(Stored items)
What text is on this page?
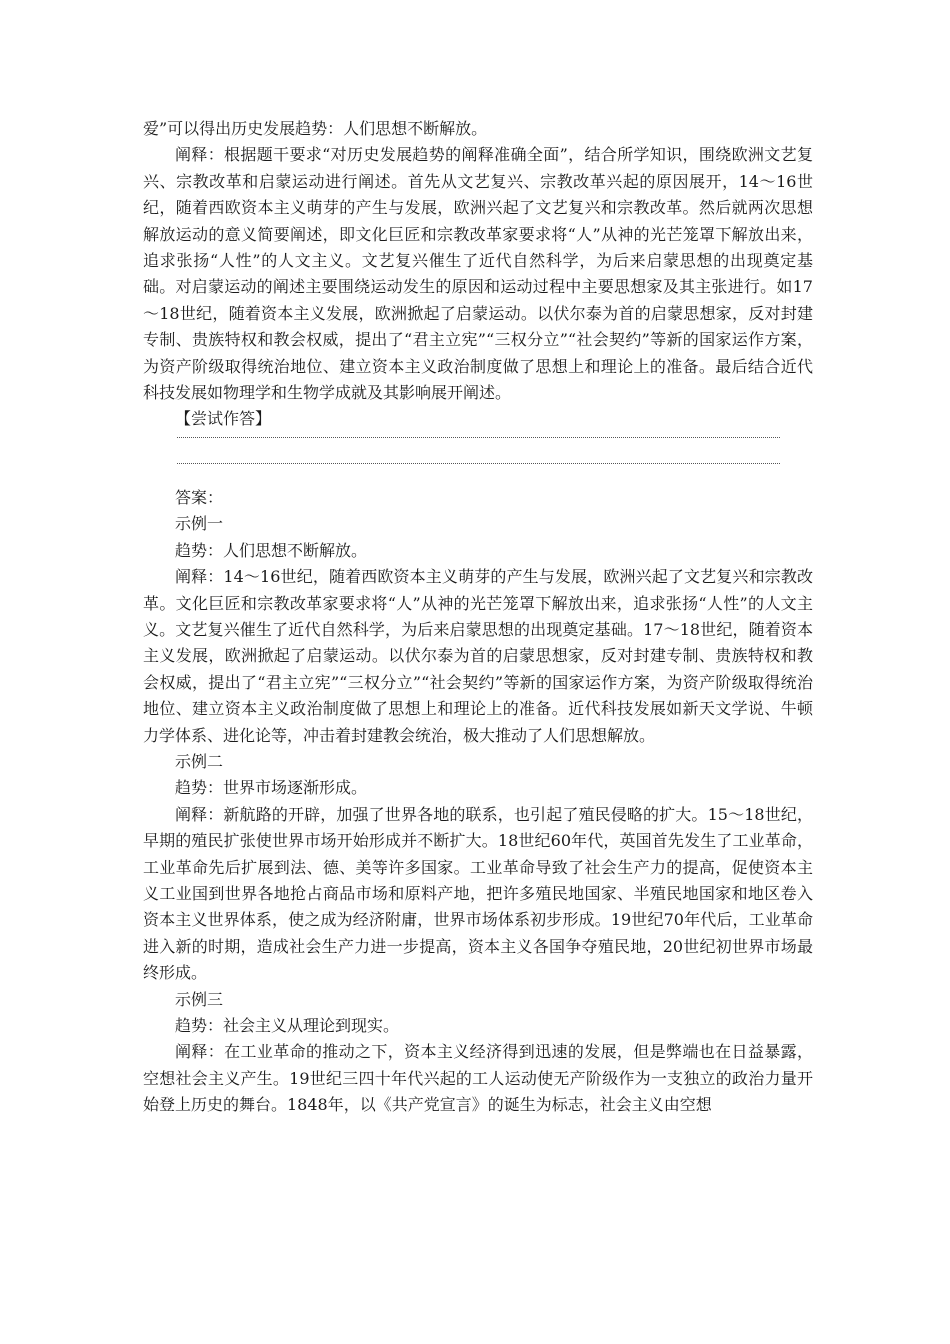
爱”可以得出历史发展趋势：人们思想不断解放。

阐释：根据题干要求“对历史发展趋势的阐释准确全面”，结合所学知识，围绕欧洲文艺复兴、宗教改革和启蒙运动进行阐述。首先从文艺复兴、宗教改革兴起的原因展开，14～16世纪，随着西欧资本主义萌芽的产生与发展，欧洲兴起了文艺复兴和宗教改革。然后就两次思想解放运动的意义简要阐述，即文化巨匠和宗教改革家要求将“人”从神的光芒笼罩下解放出来，追求张扬“人性”的人文主义。文艺复兴催生了近代自然科学，为后来启蒙思想的出现奠定基础。对启蒙运动的阐述主要围绕运动发生的原因和运动过程中主要思想家及其主张进行。如17～18世纪，随着资本主义发展，欧洲掀起了启蒙运动。以伏尔泰为首的启蒙思想家，反对封建专制、贵族特权和教会权威，提出了“君主立宪”“三权分立”“社会契约”等新的国家运作方案，为资产阶级取得统治地位、建立资本主义政治制度做了思想上和理论上的准备。最后结合近代科技发展如物理学和生物学成就及其影响展开阐述。

【尝试作答】

答案：

示例一

趋势：人们思想不断解放。

阐释：14～16世纪，随着西欧资本主义萌芽的产生与发展，欧洲兴起了文艺复兴和宗教改革。文化巨匠和宗教改革家要求将“人”从神的光芒笼罩下解放出来，追求张扬“人性”的人文主义。文艺复兴催生了近代自然科学，为后来启蒙思想的出现奠定基础。17～18世纪，随着资本主义发展，欧洲掀起了启蒙运动。以伏尔泰为首的启蒙思想家，反对封建专制、贵族特权和教会权威，提出了“君主立宪”“三权分立”“社会契约”等新的国家运作方案，为资产阶级取得统治地位、建立资本主义政治制度做了思想上和理论上的准备。近代科技发展如新天文学说、牛顿力学体系、进化论等，冲击着封建教会统治，极大推动了人们思想解放。

示例二

趋势：世界市场逐渐形成。

阐释：新航路的开辟，加强了世界各地的联系，也引起了殖民侵略的扩大。15～18世纪，早期的殖民扩张使世界市场开始形成并不断扩大。18世纪60年代，英国首先发生了工业革命，工业革命先后扩展到法、德、美等许多国家。工业革命导致了社会生产力的提高，促使资本主义工业国到世界各地抢占商品市场和原料产地，把许多殖民地国家、半殖民地国家和地区卷入资本主义世界体系，使之成为经济附庸，世界市场体系初步形成。19世纪70年代后，工业革命进入新的时期，造成社会生产力进一步提高，资本主义各国争夺殖民地，20世纪初世界市场最终形成。

示例三

趋势：社会主义从理论到现实。

阐释：在工业革命的推动之下，资本主义经济得到迅速的发展，但是弊端也在日益暴露，空想社会主义产生。19世纪三四十年代兴起的工人运动使无产阶级作为一支独立的政治力量开始登上历史的舞台。1848年，以《共产党宣言》的诞生为标志，社会主义由空想
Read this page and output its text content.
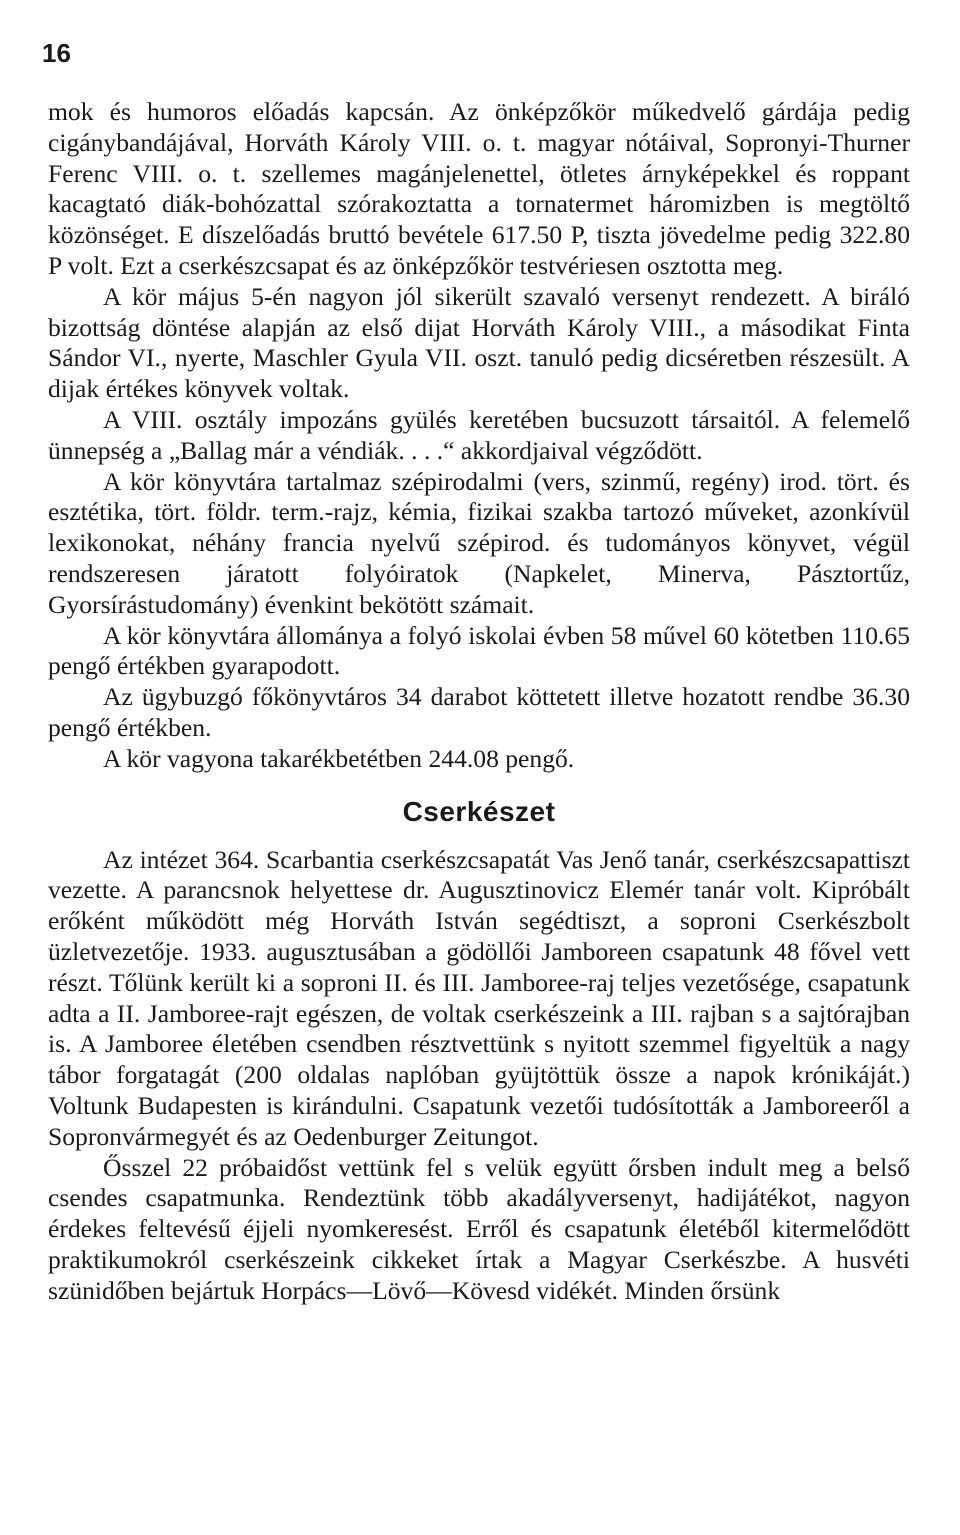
16

mok és humoros előadás kapcsán. Az önképzőkör műkedvelő gárdája pedig cigánybandájával, Horváth Károly VIII. o. t. magyar nótáival, Sopronyi-Thurner Ferenc VIII. o. t. szellemes magánjelenettel, ötletes árnyképekkel és roppant kacagtató diák-bohózattal szórakoztatta a tornatermet háromizben is megtöltő közönséget. E díszelőadás bruttó bevétele 617.50 P, tiszta jövedelme pedig 322.80 P volt. Ezt a cserkészcsapat és az önképzőkör testvériesen osztotta meg.

A kör május 5-én nagyon jól sikerült szavaló versenyt rendezett. A biráló bizottság döntése alapján az első dijat Horváth Károly VIII., a másodikat Finta Sándor VI., nyerte, Maschler Gyula VII. oszt. tanuló pedig dicséretben részesült. A dijak értékes könyvek voltak.

A VIII. osztály impozáns gyülés keretében bucsuzott társaitól. A felemelő ünnepség a „Ballag már a véndiák. . . .“ akkordjaival végződött.

A kör könyvtára tartalmaz szépirodalmi (vers, szinmű, regény) irod. tört. és esztétika, tört. földr. term.-rajz, kémia, fizikai szakba tartozó műveket, azonkívül lexikonokat, néhány francia nyelvű szépirod. és tudományos könyvet, végül rendszeresen járatott folyóiratok (Napkelet, Minerva, Pásztortűz, Gyorsírástudomány) évenkint bekötött számait.

A kör könyvtára állománya a folyó iskolai évben 58 művel 60 kötetben 110.65 pengő értékben gyarapodott.

Az ügybuzgó főkönyvtáros 34 darabot köttetett illetve hozatott rendbe 36.30 pengő értékben.

A kör vagyona takarékbetétben 244.08 pengő.

Cserkészet

Az intézet 364. Scarbantia cserkészcsapatát Vas Jenő tanár, cserkészcsapattiszt vezette. A parancsnok helyettese dr. Augusztinovicz Elemér tanár volt. Kipróbált erőként működött még Horváth István segédtiszt, a soproni Cserkészbolt üzletvezetője. 1933. augusztusában a gödöllői Jamboreen csapatunk 48 fővel vett részt. Tőlünk került ki a soproni II. és III. Jamboree-raj teljes vezetősége, csapatunk adta a II. Jamboree-rajt egészen, de voltak cserkészeink a III. rajban s a sajtórajban is. A Jamboree életében csendben résztvettünk s nyitott szemmel figyeltük a nagy tábor forgatagát (200 oldalas naplóban gyüjtöttük össze a napok krónikáját.) Voltunk Budapesten is kirándulni. Csapatunk vezetői tudósították a Jamboreeről a Sopronvármegyét és az Oedenburger Zeitungot.

Ősszel 22 próbaidőst vettünk fel s velük együtt őrsben indult meg a belső csendes csapatmunka. Rendeztünk több akadályversenyt, hadijátékot, nagyon érdekes feltevésű éjjeli nyomkeresést. Erről és csapatunk életéből kitermelődött praktikumokról cserkészeink cikkeket írtak a Magyar Cserkészbe. A husvéti szünidőben bejártuk Horpács—Lövő—Kövesd vidékét. Minden őrsünk
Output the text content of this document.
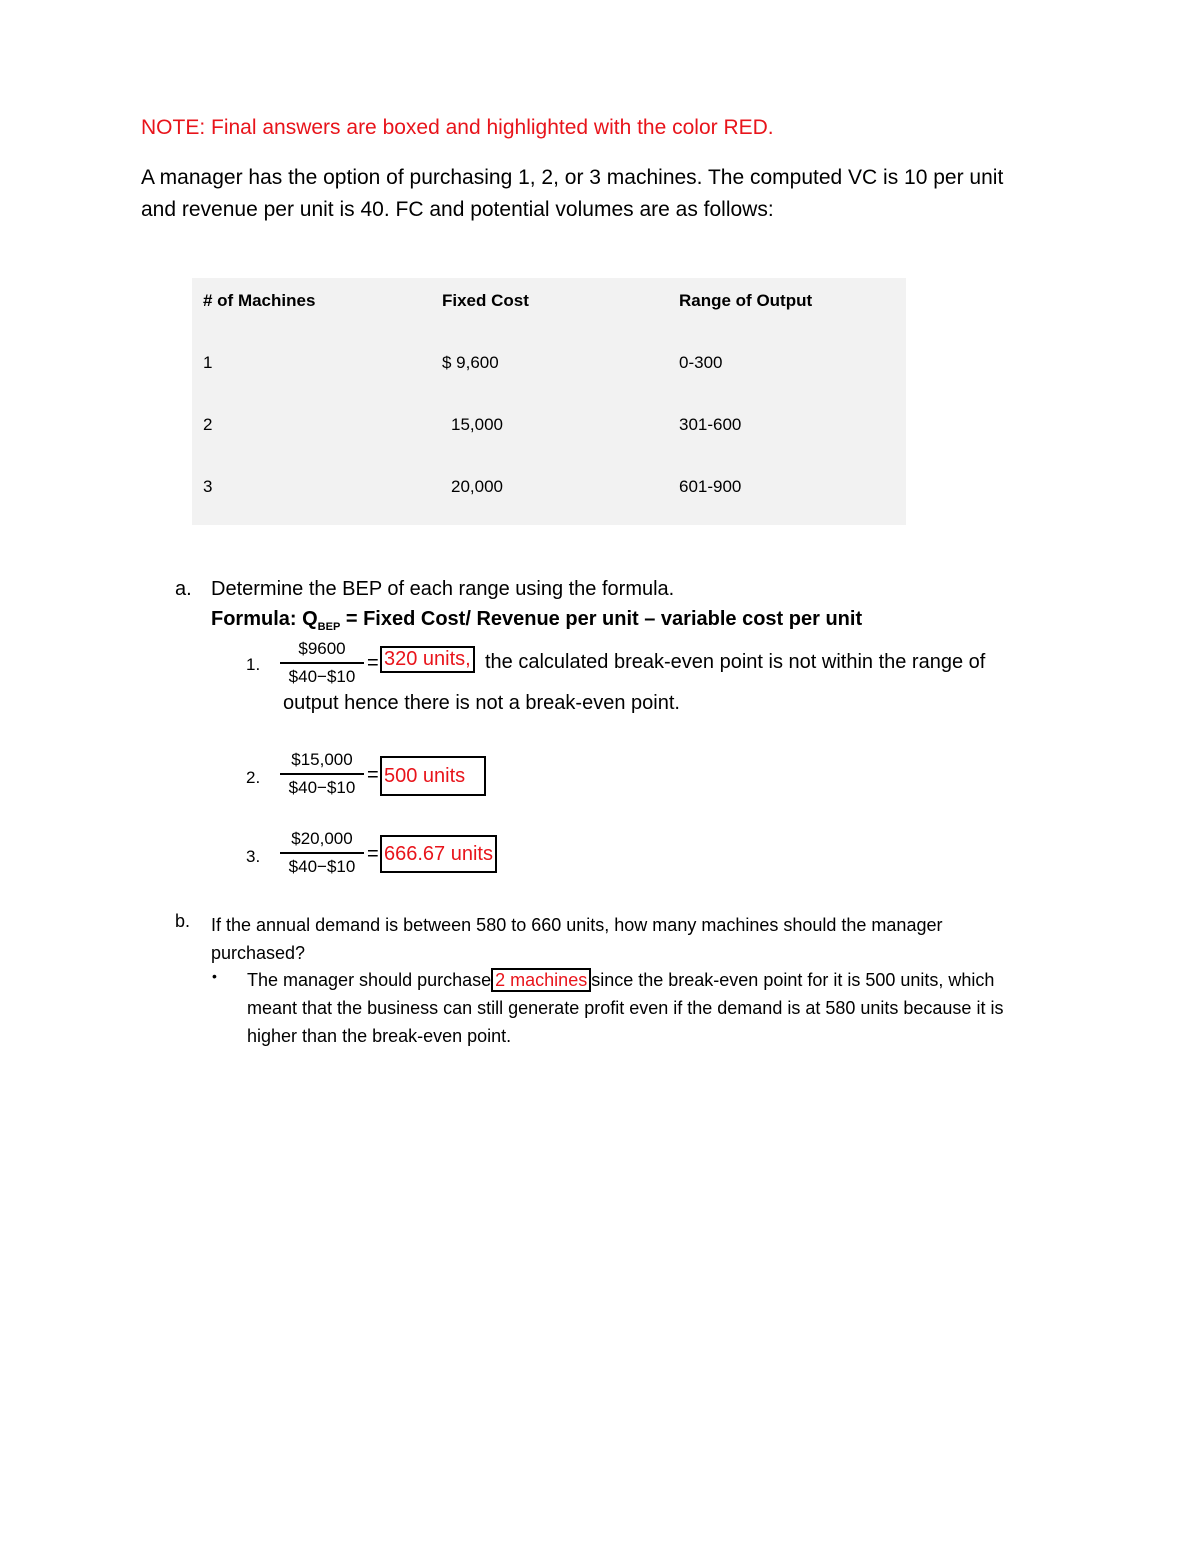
NOTE: Final answers are boxed and highlighted with the color RED.
A manager has the option of purchasing 1, 2, or 3 machines. The computed VC is 10 per unit and revenue per unit is 40. FC and potential volumes are as follows:
# of Machines	Fixed Cost	Range of Output
1	$ 9,600	0-300
2	15,000	301-600
3	20,000	601-900
a. Determine the BEP of each range using the formula.
Formula: $Q_{BEP}$ = Fixed Cost/ Revenue per unit – variable cost per unit
1. $\frac{\$9600}{\$40-\$10} = 320$ units, the calculated break-even point is not within the range of
output hence there is not a break-even point.
2. $\frac{\$15,000}{\$40-\$10} = 500$ units
3. $\frac{\$20,000}{\$40-\$10} = 666.67$ units
b. If the annual demand is between 580 to 660 units, how many machines should the manager purchased?
• The manager should purchase 2 machines since the break-even point for it is 500 units, which meant that the business can still generate profit even if the demand is at 580 units because it is higher than the break-even point.
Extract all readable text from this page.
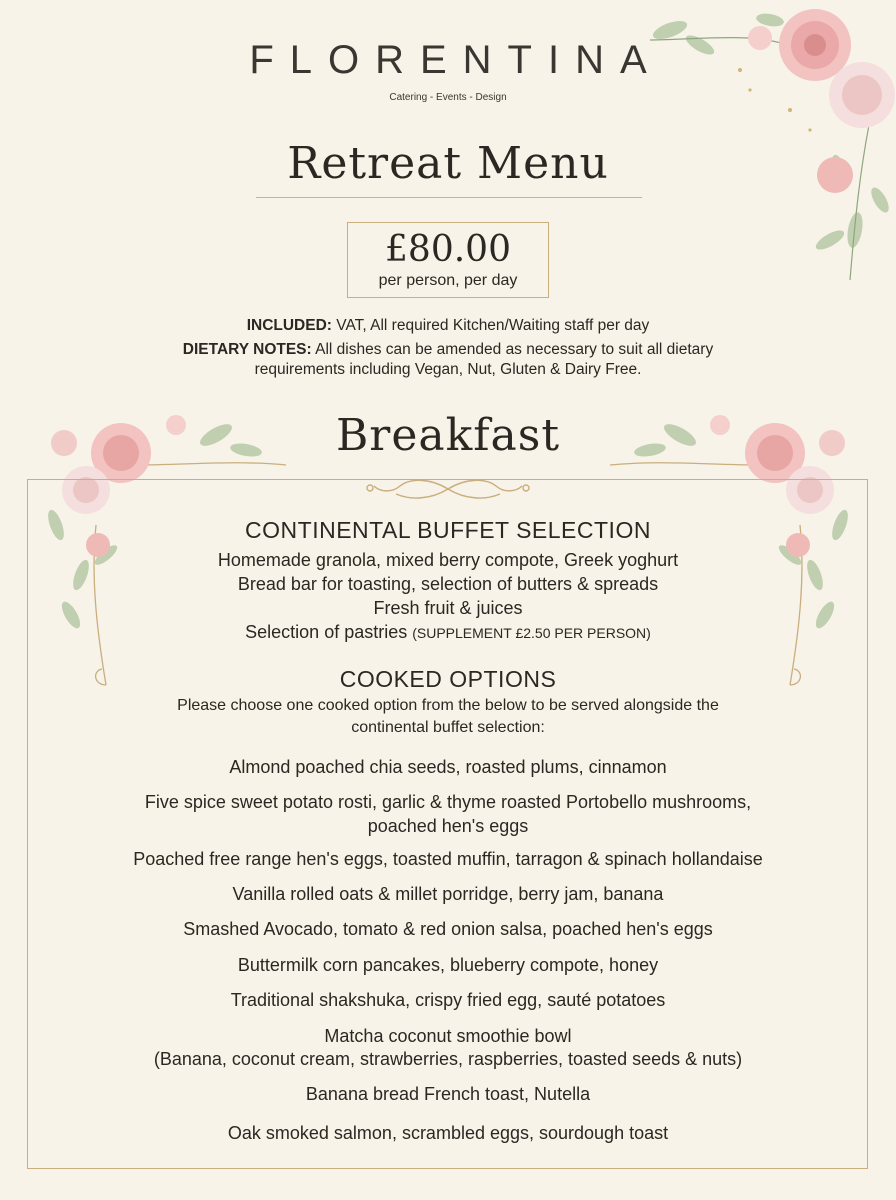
FLORENTINA
Catering - Events - Design
Retreat Menu
£80.00
per person, per day
INCLUDED: VAT, All required Kitchen/Waiting staff per day
DIETARY NOTES: All dishes can be amended as necessary to suit all dietary
requirements including Vegan, Nut, Gluten & Dairy Free.
Breakfast
CONTINENTAL BUFFET SELECTION
Homemade granola, mixed berry compote, Greek yoghurt
Bread bar for toasting, selection of butters & spreads
Fresh fruit & juices
Selection of pastries (SUPPLEMENT £2.50 PER PERSON)
COOKED OPTIONS
Please choose one cooked option from the below to be served alongside the
continental buffet selection:
Almond poached chia seeds, roasted plums, cinnamon
Five spice sweet potato rosti, garlic & thyme roasted Portobello mushrooms,
poached hen's eggs
Poached free range hen's eggs, toasted muffin, tarragon & spinach hollandaise
Vanilla rolled oats & millet porridge, berry jam, banana
Smashed Avocado, tomato & red onion salsa, poached hen's eggs
Buttermilk corn pancakes, blueberry compote, honey
Traditional shakshuka, crispy fried egg, sauté potatoes
Matcha coconut smoothie bowl
(Banana, coconut cream, strawberries, raspberries, toasted seeds & nuts)
Banana bread French toast, Nutella
Oak smoked salmon, scrambled eggs, sourdough toast
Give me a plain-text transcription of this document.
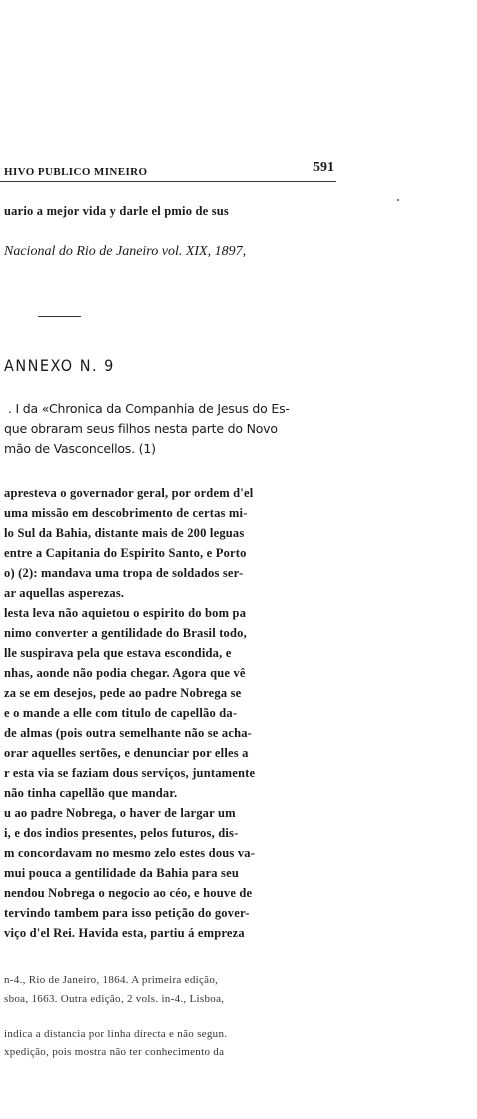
HIVO PUBLICO MINEIRO	591
uario a mejor vida y darle el pmio de sus
Nacional do Rio de Janeiro vol. XIX, 1897,
ANNEXO N. 9
. I da «Chronica da Companhia de Jesus do Es-
que obraram seus filhos nesta parte do Novo
mão de Vasconcellos. (1)
apresteva o governador geral, por ordem d'el
uma missão em descobrimento de certas mi-
lo Sul da Bahia, distante mais de 200 leguas
entre a Capitania do Espirito Santo, e Porto
o) (2): mandava uma tropa de soldados ser-
ar aquellas asperezas.
lesta leva não aquietou o espirito do bom pa
nimo converter a gentilidade do Brasil todo,
lle suspirava pela que estava escondida, e
nhas, aonde não podia chegar. Agora que vê
za se em desejos, pede ao padre Nobrega se
e o mande a elle com titulo de capellão da-
de almas (pois outra semelhante não se acha-
orar aquelles sertões, e denunciar por elles a
r esta via se faziam dous serviços, juntamente
não tinha capellão que mandar.
u ao padre Nobrega, o haver de largar um
i, e dos indios presentes, pelos futuros, dis-
m concordavam no mesmo zelo estes dous va-
mui pouca a gentilidade da Bahia para seu
nendou Nobrega o negocio ao céo, e houve de
tervindo tambem para isso petição do gover-
viço d'el Rei. Havida esta, partiu á empreza
n-4., Rio de Janeiro, 1864. A primeira edição,
sboa, 1663. Outra edição, 2 vols. in-4., Lisboa,
indica a distancia por linha directa e não segun.
xpedição, pois mostra não ter conhecimento da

» Problem details
Show every line in the records above that contains the word "this".

» Exercise answer
What text is on this page?
Read this page and output its text content.
Output the text content of this document.
Extract all readable text from this page.
Give me a plain-text transcription of this document.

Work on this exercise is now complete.